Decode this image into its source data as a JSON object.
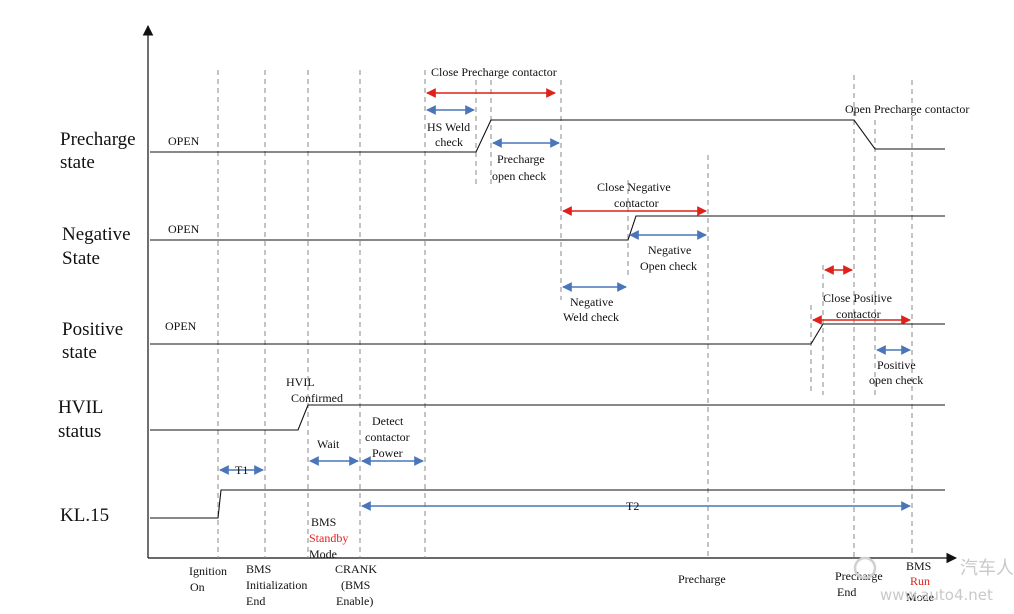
{
  "signals": {
    "precharge_1": "Precharge",
    "precharge_2": "state",
    "negative_1": "Negative",
    "negative_2": "State",
    "positive_1": "Positive",
    "positive_2": "state",
    "hvil_1": "HVIL",
    "hvil_2": "status",
    "kl15": "KL.15"
  },
  "open_labels": {
    "precharge": "OPEN",
    "negative": "OPEN",
    "positive": "OPEN"
  },
  "annotations": {
    "close_precharge": "Close Precharge contactor",
    "hs_weld_1": "HS Weld",
    "hs_weld_2": "check",
    "precharge_open_1": "Precharge",
    "precharge_open_2": "open check",
    "open_precharge": "Open Precharge contactor",
    "close_negative_1": "Close Negative",
    "close_negative_2": "contactor",
    "negative_open_1": "Negative",
    "negative_open_2": "Open check",
    "negative_weld_1": "Negative",
    "negative_weld_2": "Weld check",
    "close_positive_1": "Close Positive",
    "close_positive_2": "contactor",
    "positive_open_1": "Positive",
    "positive_open_2": "open check",
    "hvil_confirmed_1": "HVIL",
    "hvil_confirmed_2": "Confirmed",
    "wait": "Wait",
    "detect_1": "Detect",
    "detect_2": "contactor",
    "detect_3": "Power",
    "t1": "T1",
    "t2": "T2",
    "bms_standby_1": "BMS",
    "bms_standby_2": "Standby",
    "bms_standby_3": "Mode"
  },
  "events": {
    "ignition_1": "Ignition",
    "ignition_2": "On",
    "bms_init_1": "BMS",
    "bms_init_2": "Initialization",
    "bms_init_3": "End",
    "crank_1": "CRANK",
    "crank_2": "(BMS",
    "crank_3": "Enable)",
    "precharge": "Precharge",
    "precharge_end_1": "Precharge",
    "precharge_end_2": "End",
    "bms_run_1": "BMS",
    "bms_run_2": "Run",
    "bms_run_3": "Mode"
  },
  "watermark": {
    "brand": "汽车人",
    "url": "www.auto4.net"
  },
  "colors": {
    "blue_arrow": "#4a76b9",
    "red_arrow": "#e0201a",
    "red_text": "#e0201a"
  }
}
###
• Exercise: Reproduce the records verbatim, omitting all images they contain.

• Reply to the exercise:
Decode this image into its source data as a JSON object.
{
  "signals": {
    "precharge_1": "Precharge",
    "precharge_2": "state",
    "negative_1": "Negative",
    "negative_2": "State",
    "positive_1": "Positive",
    "positive_2": "state",
    "hvil_1": "HVIL",
    "hvil_2": "status",
    "kl15": "KL.15"
  },
  "open_labels": {
    "precharge": "OPEN",
    "negative": "OPEN",
    "positive": "OPEN"
  },
  "annotations": {
    "close_precharge": "Close Precharge contactor",
    "hs_weld_1": "HS Weld",
    "hs_weld_2": "check",
    "precharge_open_1": "Precharge",
    "precharge_open_2": "open check",
    "open_precharge": "Open Precharge contactor",
    "close_negative_1": "Close Negative",
    "close_negative_2": "contactor",
    "negative_open_1": "Negative",
    "negative_open_2": "Open check",
    "negative_weld_1": "Negative",
    "negative_weld_2": "Weld check",
    "close_positive_1": "Close Positive",
    "close_positive_2": "contactor",
    "positive_open_1": "Positive",
    "positive_open_2": "open check",
    "hvil_confirmed_1": "HVIL",
    "hvil_confirmed_2": "Confirmed",
    "wait": "Wait",
    "detect_1": "Detect",
    "detect_2": "contactor",
    "detect_3": "Power",
    "t1": "T1",
    "t2": "T2",
    "bms_standby_1": "BMS",
    "bms_standby_2": "Standby",
    "bms_standby_3": "Mode"
  },
  "events": {
    "ignition_1": "Ignition",
    "ignition_2": "On",
    "bms_init_1": "BMS",
    "bms_init_2": "Initialization",
    "bms_init_3": "End",
    "crank_1": "CRANK",
    "crank_2": "(BMS",
    "crank_3": "Enable)",
    "precharge": "Precharge",
    "precharge_end_1": "Precharge",
    "precharge_end_2": "End",
    "bms_run_1": "BMS",
    "bms_run_2": "Run",
    "bms_run_3": "Mode"
  },
  "watermark": {
    "brand": "汽车人",
    "url": "www.auto4.net"
  },
  "colors": {
    "blue_arrow": "#4a76b9",
    "red_arrow": "#e0201a",
    "red_text": "#e0201a"
  }
}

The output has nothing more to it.